# TO BE DONE
Search the data below for "address"; list each line that holds it.

====== DATA FOR THIS EXERCISE

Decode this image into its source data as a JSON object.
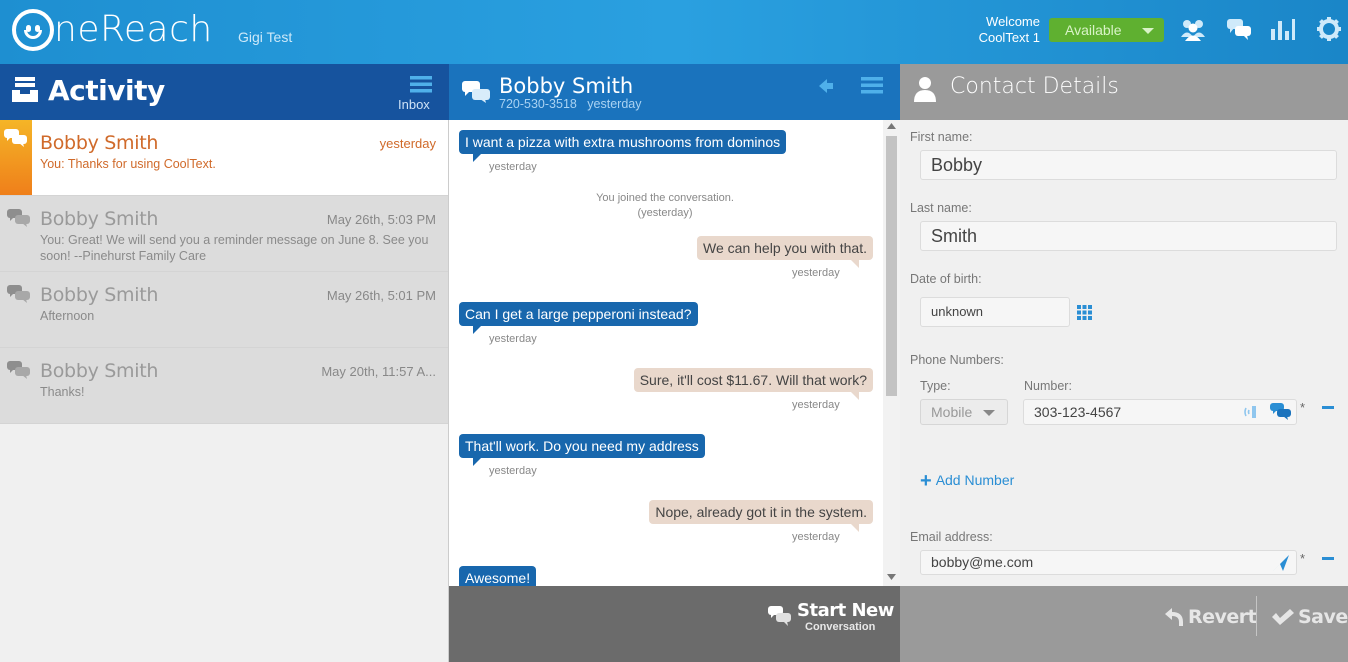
{
  "header": {
    "logo_text": "neReach",
    "account": "Gigi Test",
    "welcome_line1": "Welcome",
    "welcome_line2": "CoolText 1",
    "status": "Available",
    "icons": [
      "contacts-icon",
      "conversations-icon",
      "reports-icon",
      "settings-icon"
    ]
  },
  "activity": {
    "title": "Activity",
    "inbox_label": "Inbox",
    "items": [
      {
        "name": "Bobby Smith",
        "time": "yesterday",
        "message": "You: Thanks for using CoolText.",
        "active": true
      },
      {
        "name": "Bobby Smith",
        "time": "May 26th, 5:03 PM",
        "message": "You: Great! We will send you a reminder message on June 8. See you soon! --Pinehurst Family Care",
        "active": false
      },
      {
        "name": "Bobby Smith",
        "time": "May 26th, 5:01 PM",
        "message": "Afternoon",
        "active": false
      },
      {
        "name": "Bobby Smith",
        "time": "May 20th, 11:57 A...",
        "message": "Thanks!",
        "active": false
      }
    ]
  },
  "conversation": {
    "name": "Bobby Smith",
    "phone": "720-530-3518",
    "when": "yesterday",
    "messages": [
      {
        "dir": "in",
        "text": "I want a pizza with extra mushrooms from dominos",
        "stamp": "yesterday"
      },
      {
        "dir": "sys",
        "text": "You joined the conversation.",
        "stamp": "(yesterday)"
      },
      {
        "dir": "out",
        "text": "We can help you with that.",
        "stamp": "yesterday"
      },
      {
        "dir": "in",
        "text": "Can I get a large pepperoni instead?",
        "stamp": "yesterday"
      },
      {
        "dir": "out",
        "text": "Sure, it'll cost $11.67. Will that work?",
        "stamp": "yesterday"
      },
      {
        "dir": "in",
        "text": "That'll work. Do you need my address",
        "stamp": "yesterday"
      },
      {
        "dir": "out",
        "text": "Nope, already got it in the system.",
        "stamp": "yesterday"
      },
      {
        "dir": "in",
        "text": "Awesome!",
        "stamp": ""
      }
    ],
    "start_new": "Start New",
    "start_new_sub": "Conversation"
  },
  "contact": {
    "title": "Contact Details",
    "first_name_label": "First name:",
    "first_name": "Bobby",
    "last_name_label": "Last name:",
    "last_name": "Smith",
    "dob_label": "Date of birth:",
    "dob": "unknown",
    "phones_label": "Phone Numbers:",
    "type_label": "Type:",
    "number_label": "Number:",
    "phone_type": "Mobile",
    "phone_number": "303-123-4567",
    "required_mark": "*",
    "add_number": "Add Number",
    "email_label": "Email address:",
    "email": "bobby@me.com",
    "revert": "Revert",
    "save": "Save"
  }
}
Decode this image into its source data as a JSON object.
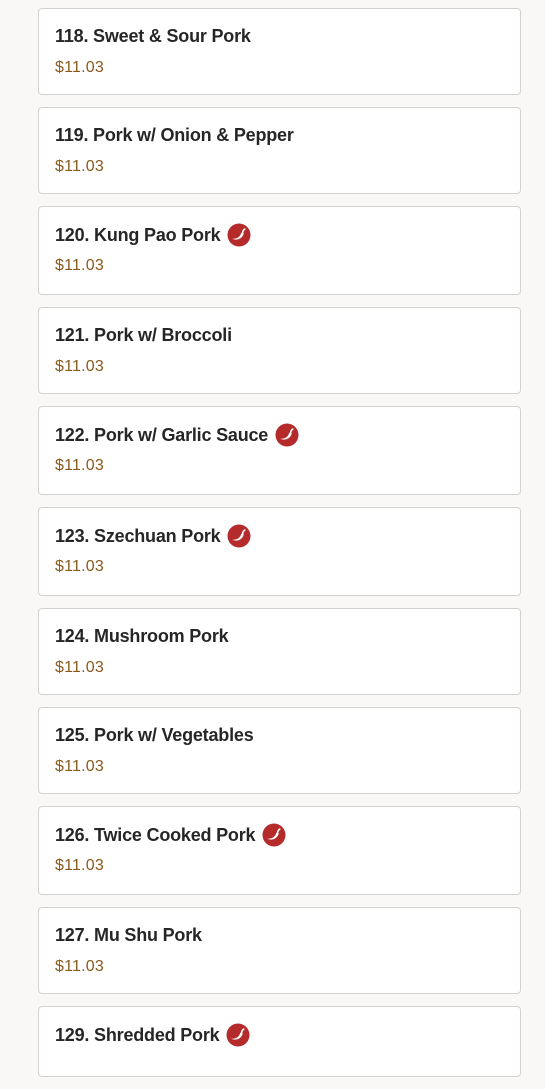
{
  "colors": {
    "page_background": "#f9f8f6",
    "card_background": "#ffffff",
    "card_border": "#d4d2ce",
    "item_name": "#262626",
    "price": "#8a5a1d",
    "spicy_icon": "#b52a2a"
  },
  "menu": {
    "items": [
      {
        "name": "118. Sweet & Sour Pork",
        "price": "$11.03",
        "spicy": false,
        "icon": ""
      },
      {
        "name": "119. Pork w/ Onion & Pepper",
        "price": "$11.03",
        "spicy": false,
        "icon": ""
      },
      {
        "name": "120. Kung Pao Pork",
        "price": "$11.03",
        "spicy": true,
        "icon": "spicy-pepper-icon"
      },
      {
        "name": "121. Pork w/ Broccoli",
        "price": "$11.03",
        "spicy": false,
        "icon": ""
      },
      {
        "name": "122. Pork w/ Garlic Sauce",
        "price": "$11.03",
        "spicy": true,
        "icon": "spicy-pepper-icon"
      },
      {
        "name": "123. Szechuan Pork",
        "price": "$11.03",
        "spicy": true,
        "icon": "spicy-pepper-icon"
      },
      {
        "name": "124. Mushroom Pork",
        "price": "$11.03",
        "spicy": false,
        "icon": ""
      },
      {
        "name": "125. Pork w/ Vegetables",
        "price": "$11.03",
        "spicy": false,
        "icon": ""
      },
      {
        "name": "126. Twice Cooked Pork",
        "price": "$11.03",
        "spicy": true,
        "icon": "spicy-pepper-icon"
      },
      {
        "name": "127. Mu Shu Pork",
        "price": "$11.03",
        "spicy": false,
        "icon": ""
      },
      {
        "name": "129. Shredded Pork",
        "price": "",
        "spicy": true,
        "icon": "spicy-pepper-icon"
      }
    ]
  }
}
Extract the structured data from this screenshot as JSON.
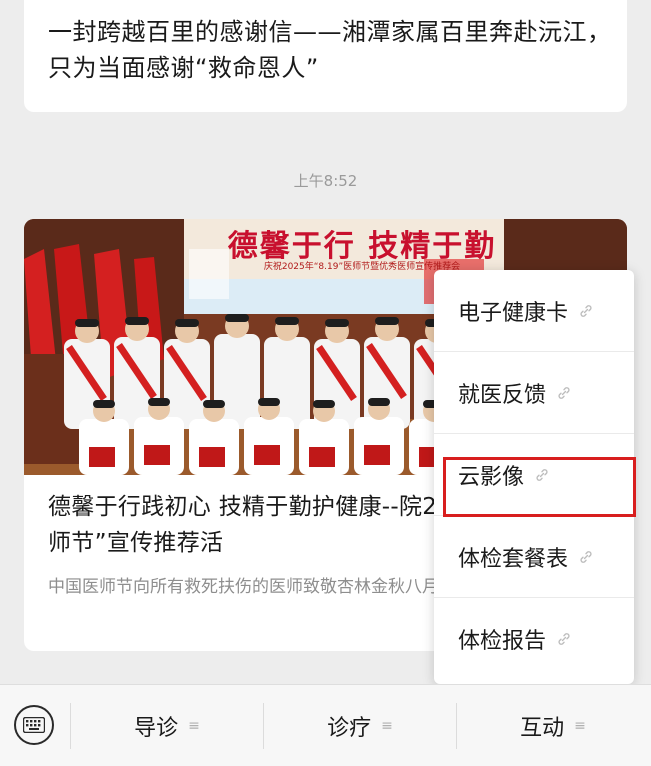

============

# PROBLEM SOLUTION
        "text": "That'll work. Do you need my address",
    "email_label": "Email address:",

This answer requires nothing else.